— BEGIN DATASET RECORDS —
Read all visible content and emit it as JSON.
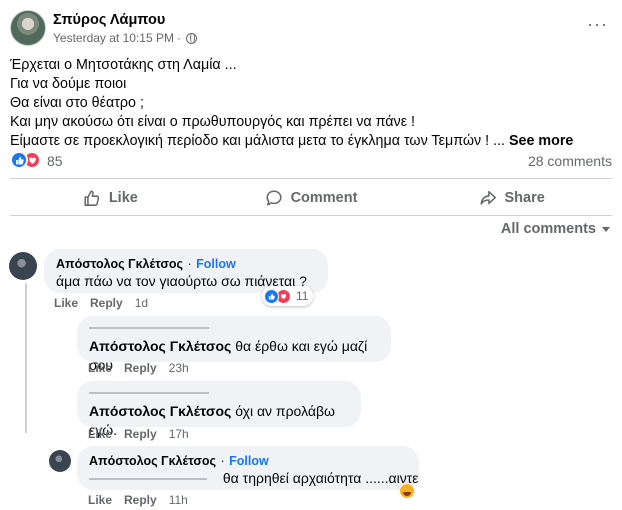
{
  "post": {
    "author": "Σπύρος Λάμπου",
    "timestamp": "Yesterday at 10:15 PM",
    "separator": "·",
    "visibility_icon": "globe-icon",
    "more_label": "···",
    "lines": [
      "Έρχεται ο Μητσοτάκης στη Λαμία ...",
      "Για να δούμε ποιοι",
      "Θα είναι στο θέατρο ;",
      "Και μην ακούσω ότι είναι ο πρωθυπουργός και πρέπει να πάνε !",
      "Είμαστε σε προεκλογική περίοδο και μάλιστα μετα το έγκλημα των Τεμπών ! ..."
    ],
    "see_more": "See more",
    "reaction_count": "85",
    "comments_count": "28 comments"
  },
  "actions": {
    "like": "Like",
    "comment": "Comment",
    "share": "Share"
  },
  "all_comments": "All comments",
  "comments": [
    {
      "name": "Απόστολος Γκλέτσος",
      "dot": "·",
      "follow": "Follow",
      "text": "άμα πάω να τον γιαούρτω σω πιάνεται ?",
      "like": "Like",
      "reply": "Reply",
      "time": "1d",
      "reactions": "11"
    },
    {
      "name": "Απόστολος Γκλέτσος",
      "text": "θα έρθω και εγώ μαζί σου",
      "like": "Like",
      "reply": "Reply",
      "time": "23h"
    },
    {
      "name": "Απόστολος Γκλέτσος",
      "text": "όχι αν προλάβω εγώ.",
      "like": "Like",
      "reply": "Reply",
      "time": "17h"
    },
    {
      "name": "Απόστολος Γκλέτσος",
      "dot": "·",
      "follow": "Follow",
      "text": "θα τηρηθεί αρχαιότητα ......αιντε",
      "like": "Like",
      "reply": "Reply",
      "time": "11h"
    }
  ],
  "colors": {
    "accent": "#1877f2",
    "love": "#f33e58",
    "muted": "#65676b",
    "bubble": "#f0f2f5"
  }
}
— END DATASET RECORDS —
• PROBLEM REQUIREMENTS
For the entries above, count the lines that contain the string "comments", and state that number without further comment.

• COMPLETE OUTPUT
3